Write out all the lines again, precisely as they stand, but without the images.

▼

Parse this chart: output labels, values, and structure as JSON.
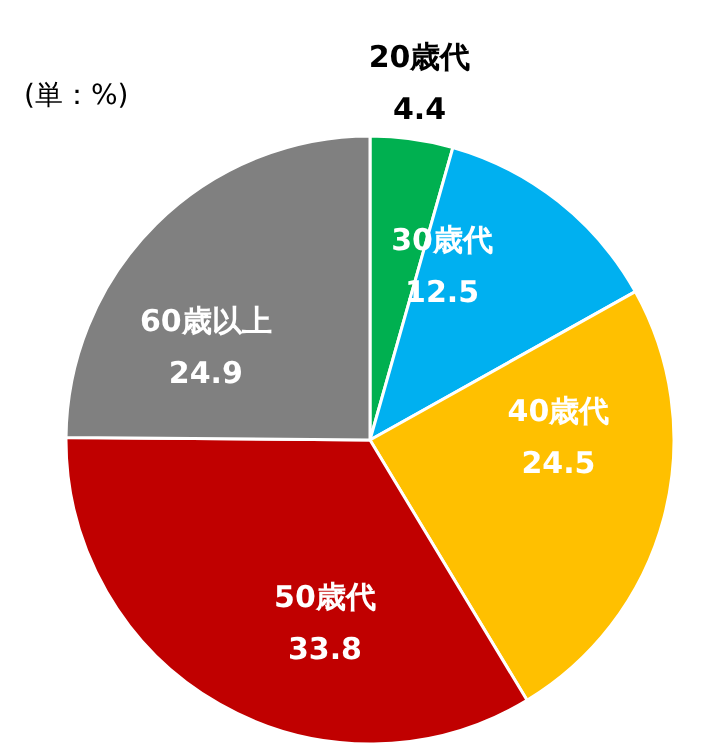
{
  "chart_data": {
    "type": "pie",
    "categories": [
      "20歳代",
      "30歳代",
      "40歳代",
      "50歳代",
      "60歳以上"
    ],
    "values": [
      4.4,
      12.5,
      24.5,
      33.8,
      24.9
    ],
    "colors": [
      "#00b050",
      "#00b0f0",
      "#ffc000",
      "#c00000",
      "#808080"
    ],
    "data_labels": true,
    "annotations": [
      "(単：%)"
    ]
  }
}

▲

- Response to this exercise:
Parse this chart: output labels, values, and structure as JSON.
{
  "chart_data": {
    "type": "pie",
    "categories": [
      "20歳代",
      "30歳代",
      "40歳代",
      "50歳代",
      "60歳以上"
    ],
    "values": [
      4.4,
      12.5,
      24.5,
      33.8,
      24.9
    ],
    "colors": [
      "#00b050",
      "#00b0f0",
      "#ffc000",
      "#c00000",
      "#808080"
    ],
    "data_labels": true,
    "annotations": [
      "(単：%)"
    ]
  }
}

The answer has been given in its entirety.